-- INSTRUCTIONS TO FOLLOW --
Write the data out again exactly, dropping any images it holds.

-- INFORMATION PROVIDED --
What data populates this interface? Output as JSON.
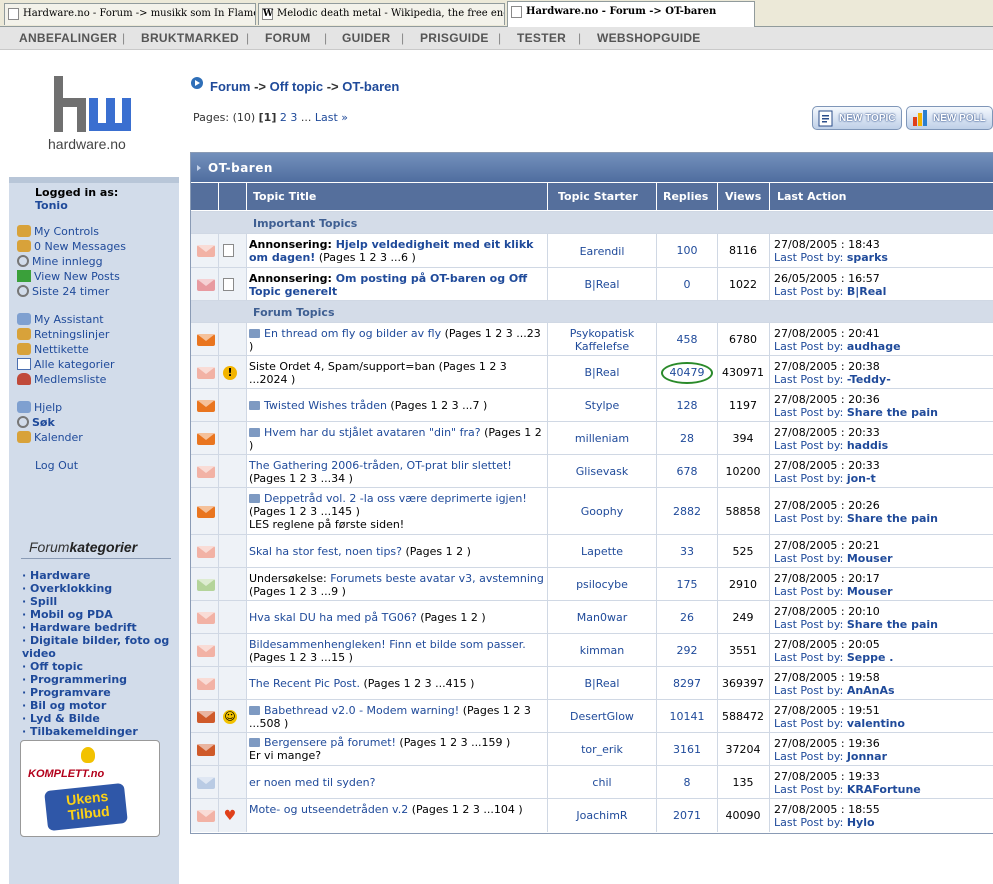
{
  "browser": {
    "tabs": [
      {
        "label": "Hardware.no - Forum -> musikk som In Flame..."
      },
      {
        "label": "Melodic death metal - Wikipedia, the free enc..."
      },
      {
        "label": "Hardware.no - Forum -> OT-baren"
      }
    ]
  },
  "topnav": {
    "items": [
      "ANBEFALINGER",
      "BRUKTMARKED",
      "FORUM",
      "GUIDER",
      "PRISGUIDE",
      "TESTER",
      "WEBSHOPGUIDE"
    ]
  },
  "sidebar": {
    "logo_text": "hardware.no",
    "logged_in_label": "Logged in as:",
    "username": "Tonio",
    "links": [
      "My Controls",
      "0 New Messages",
      "Mine innlegg",
      "View New Posts",
      "Siste 24 timer",
      "My Assistant",
      "Retningslinjer",
      "Nettikette",
      "Alle kategorier",
      "Medlemsliste",
      "Hjelp",
      "Søk",
      "Kalender",
      "Log Out"
    ],
    "categories_title_a": "Forum",
    "categories_title_b": "kategorier",
    "categories": [
      "· Hardware",
      "· Overklokking",
      "· Spill",
      "· Mobil og PDA",
      "· Hardware bedrift",
      "· Digitale bilder, foto og",
      "video",
      "· Off topic",
      "· Programmering",
      "· Programvare",
      "· Bil og motor",
      "· Lyd & Bilde",
      "· Tilbakemeldinger"
    ],
    "ad_brand": "KOMPLETT.no",
    "ad_line1": "Ukens",
    "ad_line2": "Tilbud"
  },
  "breadcrumb": {
    "forum": "Forum",
    "sep": "->",
    "offtopic": "Off topic",
    "current": "OT-baren"
  },
  "pages": {
    "label": "Pages: (10)",
    "current": "[1]",
    "p2": "2",
    "p3": "3",
    "dots": "...",
    "last": "Last »"
  },
  "buttons": {
    "new_topic": "NEW TOPIC",
    "new_poll": "NEW POLL"
  },
  "forum": {
    "title": "OT-baren",
    "columns": {
      "title": "Topic Title",
      "starter": "Topic Starter",
      "replies": "Replies",
      "views": "Views",
      "last": "Last Action"
    },
    "important_header": "Important Topics",
    "forum_header": "Forum Topics",
    "last_post_by": "Last Post by:",
    "important": [
      {
        "prefix": "Annonsering:",
        "title": "Hjelp veldedigheit med eit klikk om dagen!",
        "pages": "(Pages 1 2 3 ...6 )",
        "starter": "Earendil",
        "replies": "100",
        "views": "8116",
        "date": "27/08/2005 : 18:43",
        "by": "sparks"
      },
      {
        "prefix": "Annonsering:",
        "title": "Om posting på OT-baren og Off Topic generelt",
        "pages": "",
        "starter": "B|Real",
        "replies": "0",
        "views": "1022",
        "date": "26/05/2005 : 16:57",
        "by": "B|Real"
      }
    ],
    "topics": [
      {
        "title": "En thread om fly og bilder av fly",
        "pages": "(Pages 1 2 3 ...23 )",
        "starter": "Psykopatisk Kaffelefse",
        "replies": "458",
        "views": "6780",
        "date": "27/08/2005 : 20:41",
        "by": "audhage"
      },
      {
        "title": "Siste Ordet 4, Spam/support=ban",
        "pages": "(Pages 1 2 3 ...2024 )",
        "starter": "B|Real",
        "replies": "40479",
        "views": "430971",
        "date": "27/08/2005 : 20:38",
        "by": "-Teddy-"
      },
      {
        "title": "Twisted Wishes tråden",
        "pages": "(Pages 1 2 3 ...7 )",
        "starter": "Stylpe",
        "replies": "128",
        "views": "1197",
        "date": "27/08/2005 : 20:36",
        "by": "Share the pain"
      },
      {
        "title": "Hvem har du stjålet avataren \"din\" fra?",
        "pages": "(Pages 1 2 )",
        "starter": "milleniam",
        "replies": "28",
        "views": "394",
        "date": "27/08/2005 : 20:33",
        "by": "haddis"
      },
      {
        "title": "The Gathering 2006-tråden, OT-prat blir slettet!",
        "pages": "(Pages 1 2 3 ...34 )",
        "starter": "Glisevask",
        "replies": "678",
        "views": "10200",
        "date": "27/08/2005 : 20:33",
        "by": "jon-t"
      },
      {
        "title": "Deppetråd vol. 2 -la oss være deprimerte igjen!",
        "pages": "(Pages 1 2 3 ...145 )",
        "extra": "LES reglene på første siden!",
        "starter": "Goophy",
        "replies": "2882",
        "views": "58858",
        "date": "27/08/2005 : 20:26",
        "by": "Share the pain"
      },
      {
        "title": "Skal ha stor fest, noen tips?",
        "pages": "(Pages 1 2 )",
        "starter": "Lapette",
        "replies": "33",
        "views": "525",
        "date": "27/08/2005 : 20:21",
        "by": "Mouser"
      },
      {
        "prefix": "Undersøkelse:",
        "title": "Forumets beste avatar v3, avstemning",
        "pages": "(Pages 1 2 3 ...9 )",
        "starter": "psilocybe",
        "replies": "175",
        "views": "2910",
        "date": "27/08/2005 : 20:17",
        "by": "Mouser"
      },
      {
        "title": "Hva skal DU ha med på TG06?",
        "pages": "(Pages 1 2 )",
        "starter": "Man0war",
        "replies": "26",
        "views": "249",
        "date": "27/08/2005 : 20:10",
        "by": "Share the pain"
      },
      {
        "title": "Bildesammenhengleken! Finn et bilde som passer.",
        "pages": "(Pages 1 2 3 ...15 )",
        "starter": "kimman",
        "replies": "292",
        "views": "3551",
        "date": "27/08/2005 : 20:05",
        "by": "Seppe ."
      },
      {
        "title": "The Recent Pic Post.",
        "pages": "(Pages 1 2 3 ...415 )",
        "starter": "B|Real",
        "replies": "8297",
        "views": "369397",
        "date": "27/08/2005 : 19:58",
        "by": "AnAnAs"
      },
      {
        "title": "Babethread v2.0 - Modem warning!",
        "pages": "(Pages 1 2 3 ...508 )",
        "starter": "DesertGlow",
        "replies": "10141",
        "views": "588472",
        "date": "27/08/2005 : 19:51",
        "by": "valentino"
      },
      {
        "title": "Bergensere på forumet!",
        "pages": "(Pages 1 2 3 ...159 )",
        "extra": "Er vi mange?",
        "starter": "tor_erik",
        "replies": "3161",
        "views": "37204",
        "date": "27/08/2005 : 19:36",
        "by": "Jonnar"
      },
      {
        "title": "er noen med til syden?",
        "pages": "",
        "starter": "chil",
        "replies": "8",
        "views": "135",
        "date": "27/08/2005 : 19:33",
        "by": "KRAFortune"
      },
      {
        "title": "Mote- og utseendetråden v.2",
        "pages": "(Pages 1 2 3 ...104 )",
        "starter": "JoachimR",
        "replies": "2071",
        "views": "40090",
        "date": "27/08/2005 : 18:55",
        "by": "Hylo"
      }
    ]
  },
  "colors": {
    "accent": "#1f4a9a",
    "header": "#556f9c",
    "sidebar": "#d2dcea",
    "highlight_circle": "#2a8a2a"
  },
  "icons": {
    "envelope": "envelope-icon",
    "warning": "warning-icon",
    "heart": "heart-icon",
    "smiley": "sunglasses-smiley-icon",
    "document": "document-icon"
  }
}
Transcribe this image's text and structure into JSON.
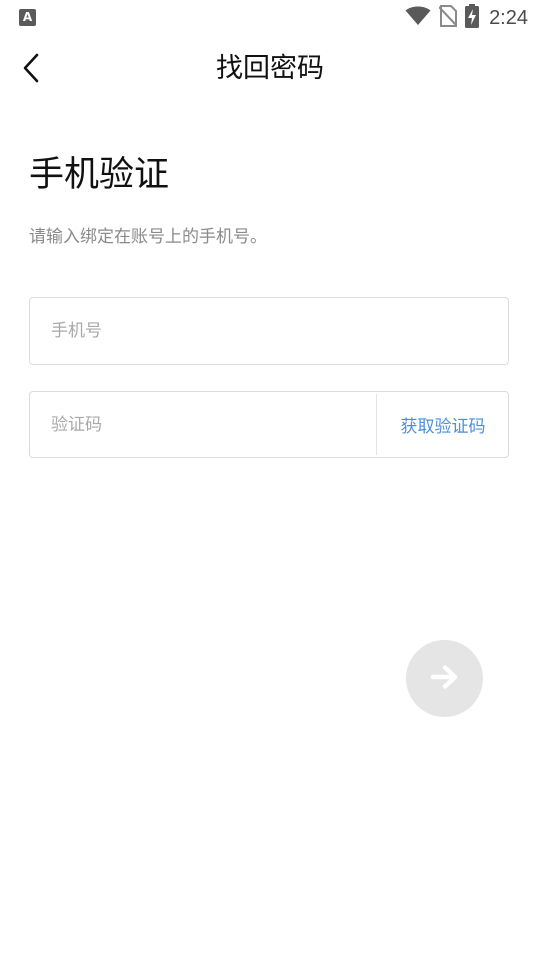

-- TASK OUTPUT --
What data populates this interface? Output as JSON.
{
  "browser": {
    "tabs": [
      {
        "label": "Hardware.no - Forum -> musikk som In Flame..."
      },
      {
        "label": "Melodic death metal - Wikipedia, the free enc..."
      },
      {
        "label": "Hardware.no - Forum -> OT-baren"
      }
    ]
  },
  "topnav": {
    "items": [
      "ANBEFALINGER",
      "BRUKTMARKED",
      "FORUM",
      "GUIDER",
      "PRISGUIDE",
      "TESTER",
      "WEBSHOPGUIDE"
    ]
  },
  "sidebar": {
    "logo_text": "hardware.no",
    "logged_in_label": "Logged in as:",
    "username": "Tonio",
    "links": [
      "My Controls",
      "0 New Messages",
      "Mine innlegg",
      "View New Posts",
      "Siste 24 timer",
      "My Assistant",
      "Retningslinjer",
      "Nettikette",
      "Alle kategorier",
      "Medlemsliste",
      "Hjelp",
      "Søk",
      "Kalender",
      "Log Out"
    ],
    "categories_title_a": "Forum",
    "categories_title_b": "kategorier",
    "categories": [
      "· Hardware",
      "· Overklokking",
      "· Spill",
      "· Mobil og PDA",
      "· Hardware bedrift",
      "· Digitale bilder, foto og",
      "video",
      "· Off topic",
      "· Programmering",
      "· Programvare",
      "· Bil og motor",
      "· Lyd & Bilde",
      "· Tilbakemeldinger"
    ],
    "ad_brand": "KOMPLETT.no",
    "ad_line1": "Ukens",
    "ad_line2": "Tilbud"
  },
  "breadcrumb": {
    "forum": "Forum",
    "sep": "->",
    "offtopic": "Off topic",
    "current": "OT-baren"
  },
  "pages": {
    "label": "Pages: (10)",
    "current": "[1]",
    "p2": "2",
    "p3": "3",
    "dots": "...",
    "last": "Last »"
  },
  "buttons": {
    "new_topic": "NEW TOPIC",
    "new_poll": "NEW POLL"
  },
  "forum": {
    "title": "OT-baren",
    "columns": {
      "title": "Topic Title",
      "starter": "Topic Starter",
      "replies": "Replies",
      "views": "Views",
      "last": "Last Action"
    },
    "important_header": "Important Topics",
    "forum_header": "Forum Topics",
    "last_post_by": "Last Post by:",
    "important": [
      {
        "prefix": "Annonsering:",
        "title": "Hjelp veldedigheit med eit klikk om dagen!",
        "pages": "(Pages 1 2 3 ...6 )",
        "starter": "Earendil",
        "replies": "100",
        "views": "8116",
        "date": "27/08/2005 : 18:43",
        "by": "sparks"
      },
      {
        "prefix": "Annonsering:",
        "title": "Om posting på OT-baren og Off Topic generelt",
        "pages": "",
        "starter": "B|Real",
        "replies": "0",
        "views": "1022",
        "date": "26/05/2005 : 16:57",
        "by": "B|Real"
      }
    ],
    "topics": [
      {
        "title": "En thread om fly og bilder av fly",
        "pages": "(Pages 1 2 3 ...23 )",
        "starter": "Psykopatisk Kaffelefse",
        "replies": "458",
        "views": "6780",
        "date": "27/08/2005 : 20:41",
        "by": "audhage"
      },
      {
        "title": "Siste Ordet 4, Spam/support=ban",
        "pages": "(Pages 1 2 3 ...2024 )",
        "starter": "B|Real",
        "replies": "40479",
        "views": "430971",
        "date": "27/08/2005 : 20:38",
        "by": "-Teddy-"
      },
      {
        "title": "Twisted Wishes tråden",
        "pages": "(Pages 1 2 3 ...7 )",
        "starter": "Stylpe",
        "replies": "128",
        "views": "1197",
        "date": "27/08/2005 : 20:36",
        "by": "Share the pain"
      },
      {
        "title": "Hvem har du stjålet avataren \"din\" fra?",
        "pages": "(Pages 1 2 )",
        "starter": "milleniam",
        "replies": "28",
        "views": "394",
        "date": "27/08/2005 : 20:33",
        "by": "haddis"
      },
      {
        "title": "The Gathering 2006-tråden, OT-prat blir slettet!",
        "pages": "(Pages 1 2 3 ...34 )",
        "starter": "Glisevask",
        "replies": "678",
        "views": "10200",
        "date": "27/08/2005 : 20:33",
        "by": "jon-t"
      },
      {
        "title": "Deppetråd vol. 2 -la oss være deprimerte igjen!",
        "pages": "(Pages 1 2 3 ...145 )",
        "extra": "LES reglene på første siden!",
        "starter": "Goophy",
        "replies": "2882",
        "views": "58858",
        "date": "27/08/2005 : 20:26",
        "by": "Share the pain"
      },
      {
        "title": "Skal ha stor fest, noen tips?",
        "pages": "(Pages 1 2 )",
        "starter": "Lapette",
        "replies": "33",
        "views": "525",
        "date": "27/08/2005 : 20:21",
        "by": "Mouser"
      },
      {
        "prefix": "Undersøkelse:",
        "title": "Forumets beste avatar v3, avstemning",
        "pages": "(Pages 1 2 3 ...9 )",
        "starter": "psilocybe",
        "replies": "175",
        "views": "2910",
        "date": "27/08/2005 : 20:17",
        "by": "Mouser"
      },
      {
        "title": "Hva skal DU ha med på TG06?",
        "pages": "(Pages 1 2 )",
        "starter": "Man0war",
        "replies": "26",
        "views": "249",
        "date": "27/08/2005 : 20:10",
        "by": "Share the pain"
      },
      {
        "title": "Bildesammenhengleken! Finn et bilde som passer.",
        "pages": "(Pages 1 2 3 ...15 )",
        "starter": "kimman",
        "replies": "292",
        "views": "3551",
        "date": "27/08/2005 : 20:05",
        "by": "Seppe ."
      },
      {
        "title": "The Recent Pic Post.",
        "pages": "(Pages 1 2 3 ...415 )",
        "starter": "B|Real",
        "replies": "8297",
        "views": "369397",
        "date": "27/08/2005 : 19:58",
        "by": "AnAnAs"
      },
      {
        "title": "Babethread v2.0 - Modem warning!",
        "pages": "(Pages 1 2 3 ...508 )",
        "starter": "DesertGlow",
        "replies": "10141",
        "views": "588472",
        "date": "27/08/2005 : 19:51",
        "by": "valentino"
      },
      {
        "title": "Bergensere på forumet!",
        "pages": "(Pages 1 2 3 ...159 )",
        "extra": "Er vi mange?",
        "starter": "tor_erik",
        "replies": "3161",
        "views": "37204",
        "date": "27/08/2005 : 19:36",
        "by": "Jonnar"
      },
      {
        "title": "er noen med til syden?",
        "pages": "",
        "starter": "chil",
        "replies": "8",
        "views": "135",
        "date": "27/08/2005 : 19:33",
        "by": "KRAFortune"
      },
      {
        "title": "Mote- og utseendetråden v.2",
        "pages": "(Pages 1 2 3 ...104 )",
        "starter": "JoachimR",
        "replies": "2071",
        "views": "40090",
        "date": "27/08/2005 : 18:55",
        "by": "Hylo"
      }
    ]
  },
  "colors": {
    "accent": "#1f4a9a",
    "header": "#556f9c",
    "sidebar": "#d2dcea",
    "highlight_circle": "#2a8a2a"
  },
  "icons": {
    "envelope": "envelope-icon",
    "warning": "warning-icon",
    "heart": "heart-icon",
    "smiley": "sunglasses-smiley-icon",
    "document": "document-icon"
  }
}
Transcribe this image's text and structure into JSON.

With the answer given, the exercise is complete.